Dataset records:
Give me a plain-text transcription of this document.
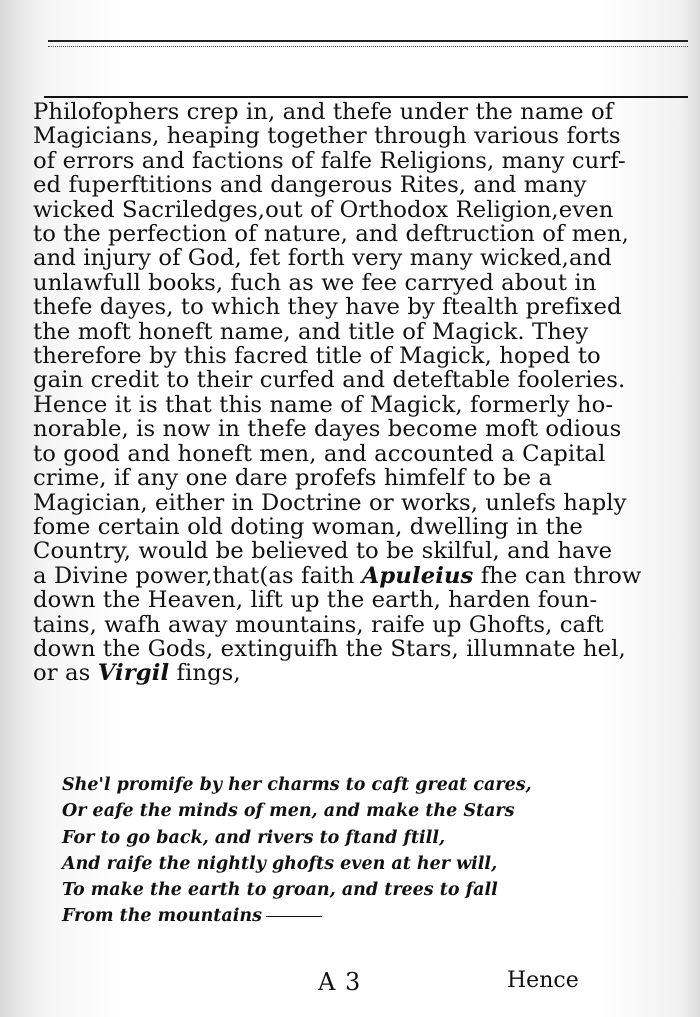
Philofophers crep in, and thefe under the name of
Magicians, heaping together through various forts
of errors and factions of falfe Religions, many curf-
ed fuperftitions and dangerous Rites, and many
wicked Sacriledges,out of Orthodox Religion,even
to the perfection of nature, and deftruction of men,
and injury of God, fet forth very many wicked,and
unlawfull books, fuch as we fee carryed about in
thefe dayes, to which they have by ftealth prefixed
the moft honeft name, and title of Magick. They
therefore by this facred title of Magick, hoped to
gain credit to their curfed and deteftable fooleries.
Hence it is that this name of Magick, formerly ho-
norable, is now in thefe dayes become moft odious
to good and honeft men, and accounted a Capital
crime, if any one dare profefs himfelf to be a
Magician, either in Doctrine or works, unlefs haply
fome certain old doting woman, dwelling in the
Country, would be believed to be skilful, and have
a Divine power,that(as faith Apuleius fhe can throw
down the Heaven, lift up the earth, harden foun-
tains, wafh away mountains, raife up Ghofts, caft
down the Gods, extinguifh the Stars, illumnate hel,
or as Virgil fings,
She'l promife by her charms to caft great cares,
Or eafe the minds of men, and make the Stars
For to go back, and rivers to ftand ftill,
And raife the nightly ghofts even at her will,
To make the earth to groan, and trees to fall
From the mountains
A 3	Hence
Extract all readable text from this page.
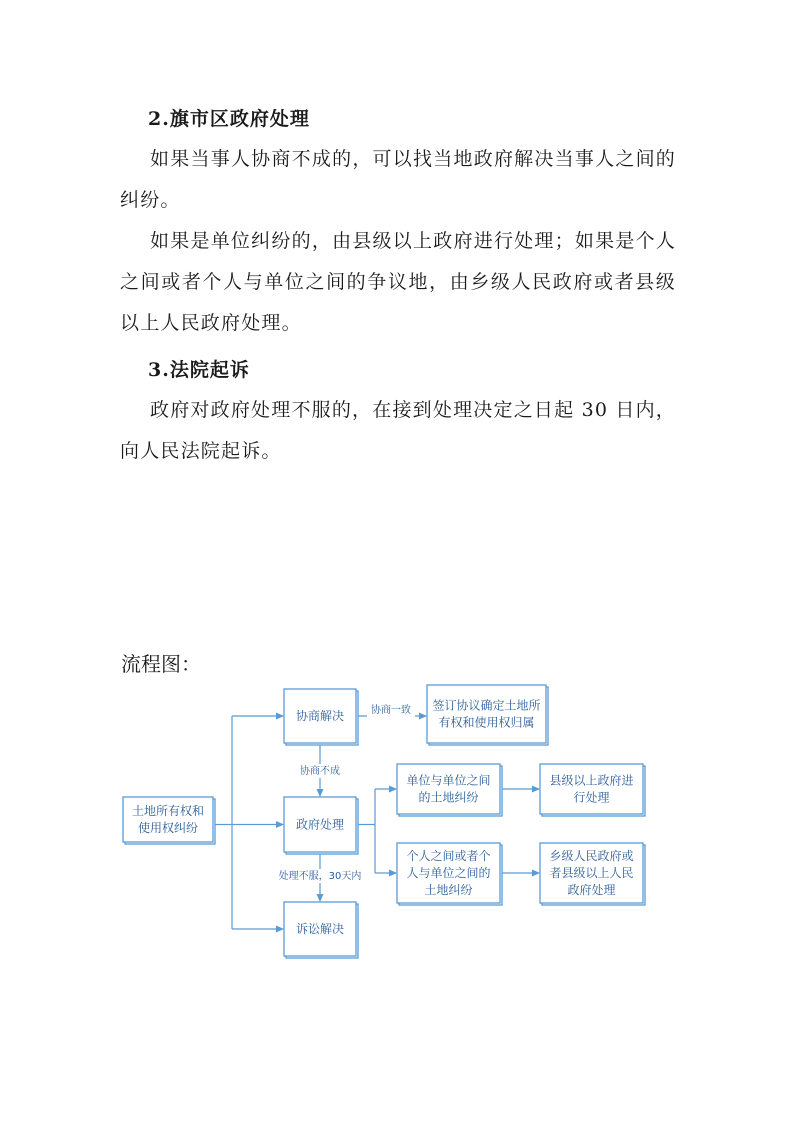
2.旗市区政府处理
如果当事人协商不成的，可以找当地政府解决当事人之间的纠纷。
如果是单位纠纷的，由县级以上政府进行处理；如果是个人之间或者个人与单位之间的争议地，由乡级人民政府或者县级以上人民政府处理。
3.法院起诉
政府对政府处理不服的，在接到处理决定之日起 30 日内，向人民法院起诉。
流程图：
土地所有权和
使用权纠纷
协商解决
签订协议确定土地所
有权和使用权归属
政府处理
诉讼解决
单位与单位之间
的土地纠纷
县级以上政府进
行处理
个人之间或者个
人与单位之间的
土地纠纷
乡级人民政府或
者县级以上人民
政府处理
协商一致
协商不成
处理不服，30天内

Exercise objective: What is the number of lines in the data that hold the string "honeft"? Answer with the number only.

Correct answer: 2